THE RECORDS
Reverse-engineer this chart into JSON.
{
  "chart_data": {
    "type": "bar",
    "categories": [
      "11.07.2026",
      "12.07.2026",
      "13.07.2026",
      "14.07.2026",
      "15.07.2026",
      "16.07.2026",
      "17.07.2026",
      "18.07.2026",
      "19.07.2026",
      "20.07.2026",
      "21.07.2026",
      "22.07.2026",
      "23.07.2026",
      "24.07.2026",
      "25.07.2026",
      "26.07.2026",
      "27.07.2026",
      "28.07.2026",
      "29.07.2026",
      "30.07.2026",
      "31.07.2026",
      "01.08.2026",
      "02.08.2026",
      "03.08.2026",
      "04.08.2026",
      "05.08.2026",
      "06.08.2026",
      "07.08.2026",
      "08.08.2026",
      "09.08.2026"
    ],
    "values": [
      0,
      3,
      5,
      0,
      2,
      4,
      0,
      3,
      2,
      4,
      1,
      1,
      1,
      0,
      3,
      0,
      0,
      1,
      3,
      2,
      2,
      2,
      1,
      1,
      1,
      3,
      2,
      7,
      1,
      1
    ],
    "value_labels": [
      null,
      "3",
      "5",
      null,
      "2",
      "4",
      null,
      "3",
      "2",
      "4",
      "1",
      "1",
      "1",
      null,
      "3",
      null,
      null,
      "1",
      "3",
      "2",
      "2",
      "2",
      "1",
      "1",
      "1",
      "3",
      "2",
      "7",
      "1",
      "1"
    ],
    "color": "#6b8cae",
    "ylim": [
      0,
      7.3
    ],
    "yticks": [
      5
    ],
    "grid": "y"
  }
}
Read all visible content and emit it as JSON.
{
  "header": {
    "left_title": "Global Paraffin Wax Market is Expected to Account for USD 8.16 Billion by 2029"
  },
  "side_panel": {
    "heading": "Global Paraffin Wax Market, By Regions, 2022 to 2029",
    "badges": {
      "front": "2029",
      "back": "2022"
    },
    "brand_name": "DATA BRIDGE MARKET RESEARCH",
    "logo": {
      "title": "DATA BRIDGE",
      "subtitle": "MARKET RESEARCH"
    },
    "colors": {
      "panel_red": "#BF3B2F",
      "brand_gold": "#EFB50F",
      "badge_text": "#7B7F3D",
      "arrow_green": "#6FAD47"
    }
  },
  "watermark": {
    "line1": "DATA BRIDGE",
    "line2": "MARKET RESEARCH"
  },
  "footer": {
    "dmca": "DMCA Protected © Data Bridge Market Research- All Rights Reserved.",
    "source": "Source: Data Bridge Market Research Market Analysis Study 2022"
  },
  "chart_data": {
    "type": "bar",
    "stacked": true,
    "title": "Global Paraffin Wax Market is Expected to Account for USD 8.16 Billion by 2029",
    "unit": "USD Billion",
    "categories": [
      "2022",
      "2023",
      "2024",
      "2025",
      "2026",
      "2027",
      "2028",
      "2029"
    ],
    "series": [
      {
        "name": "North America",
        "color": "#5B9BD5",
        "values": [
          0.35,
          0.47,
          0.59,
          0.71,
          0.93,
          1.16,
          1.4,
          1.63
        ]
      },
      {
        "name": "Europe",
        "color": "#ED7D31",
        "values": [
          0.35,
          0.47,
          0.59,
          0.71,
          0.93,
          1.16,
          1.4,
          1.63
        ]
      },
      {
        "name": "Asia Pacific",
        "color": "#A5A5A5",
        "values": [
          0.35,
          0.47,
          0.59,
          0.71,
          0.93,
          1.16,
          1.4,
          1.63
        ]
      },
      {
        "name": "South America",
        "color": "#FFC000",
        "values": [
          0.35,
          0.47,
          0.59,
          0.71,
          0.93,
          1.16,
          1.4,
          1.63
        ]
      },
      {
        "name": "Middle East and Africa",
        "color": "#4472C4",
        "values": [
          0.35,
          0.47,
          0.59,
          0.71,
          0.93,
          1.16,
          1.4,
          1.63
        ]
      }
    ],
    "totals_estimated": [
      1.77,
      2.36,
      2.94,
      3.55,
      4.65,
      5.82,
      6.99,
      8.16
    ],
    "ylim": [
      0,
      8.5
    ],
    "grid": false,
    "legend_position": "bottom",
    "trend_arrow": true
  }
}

AIM OF THE TASK
Retype the listing exactly, in full.

EXERCISE ANSWER
Reverse-engineer this chart into JSON.
{
  "chart_data": {
    "type": "bar",
    "categories": [
      "11.07.2026",
      "12.07.2026",
      "13.07.2026",
      "14.07.2026",
      "15.07.2026",
      "16.07.2026",
      "17.07.2026",
      "18.07.2026",
      "19.07.2026",
      "20.07.2026",
      "21.07.2026",
      "22.07.2026",
      "23.07.2026",
      "24.07.2026",
      "25.07.2026",
      "26.07.2026",
      "27.07.2026",
      "28.07.2026",
      "29.07.2026",
      "30.07.2026",
      "31.07.2026",
      "01.08.2026",
      "02.08.2026",
      "03.08.2026",
      "04.08.2026",
      "05.08.2026",
      "06.08.2026",
      "07.08.2026",
      "08.08.2026",
      "09.08.2026"
    ],
    "values": [
      0,
      3,
      5,
      0,
      2,
      4,
      0,
      3,
      2,
      4,
      1,
      1,
      1,
      0,
      3,
      0,
      0,
      1,
      3,
      2,
      2,
      2,
      1,
      1,
      1,
      3,
      2,
      7,
      1,
      1
    ],
    "value_labels": [
      null,
      "3",
      "5",
      null,
      "2",
      "4",
      null,
      "3",
      "2",
      "4",
      "1",
      "1",
      "1",
      null,
      "3",
      null,
      null,
      "1",
      "3",
      "2",
      "2",
      "2",
      "1",
      "1",
      "1",
      "3",
      "2",
      "7",
      "1",
      "1"
    ],
    "color": "#6b8cae",
    "ylim": [
      0,
      7.3
    ],
    "yticks": [
      5
    ],
    "grid": "y"
  }
}
Read all visible content and emit it as JSON.
{
  "header": {
    "left_title": "Global Paraffin Wax Market is Expected to Account for USD 8.16 Billion by 2029"
  },
  "side_panel": {
    "heading": "Global Paraffin Wax Market, By Regions, 2022 to 2029",
    "badges": {
      "front": "2029",
      "back": "2022"
    },
    "brand_name": "DATA BRIDGE MARKET RESEARCH",
    "logo": {
      "title": "DATA BRIDGE",
      "subtitle": "MARKET RESEARCH"
    },
    "colors": {
      "panel_red": "#BF3B2F",
      "brand_gold": "#EFB50F",
      "badge_text": "#7B7F3D",
      "arrow_green": "#6FAD47"
    }
  },
  "watermark": {
    "line1": "DATA BRIDGE",
    "line2": "MARKET RESEARCH"
  },
  "footer": {
    "dmca": "DMCA Protected © Data Bridge Market Research- All Rights Reserved.",
    "source": "Source: Data Bridge Market Research Market Analysis Study 2022"
  },
  "chart_data": {
    "type": "bar",
    "stacked": true,
    "title": "Global Paraffin Wax Market is Expected to Account for USD 8.16 Billion by 2029",
    "unit": "USD Billion",
    "categories": [
      "2022",
      "2023",
      "2024",
      "2025",
      "2026",
      "2027",
      "2028",
      "2029"
    ],
    "series": [
      {
        "name": "North America",
        "color": "#5B9BD5",
        "values": [
          0.35,
          0.47,
          0.59,
          0.71,
          0.93,
          1.16,
          1.4,
          1.63
        ]
      },
      {
        "name": "Europe",
        "color": "#ED7D31",
        "values": [
          0.35,
          0.47,
          0.59,
          0.71,
          0.93,
          1.16,
          1.4,
          1.63
        ]
      },
      {
        "name": "Asia Pacific",
        "color": "#A5A5A5",
        "values": [
          0.35,
          0.47,
          0.59,
          0.71,
          0.93,
          1.16,
          1.4,
          1.63
        ]
      },
      {
        "name": "South America",
        "color": "#FFC000",
        "values": [
          0.35,
          0.47,
          0.59,
          0.71,
          0.93,
          1.16,
          1.4,
          1.63
        ]
      },
      {
        "name": "Middle East and Africa",
        "color": "#4472C4",
        "values": [
          0.35,
          0.47,
          0.59,
          0.71,
          0.93,
          1.16,
          1.4,
          1.63
        ]
      }
    ],
    "totals_estimated": [
      1.77,
      2.36,
      2.94,
      3.55,
      4.65,
      5.82,
      6.99,
      8.16
    ],
    "ylim": [
      0,
      8.5
    ],
    "grid": false,
    "legend_position": "bottom",
    "trend_arrow": true
  }
}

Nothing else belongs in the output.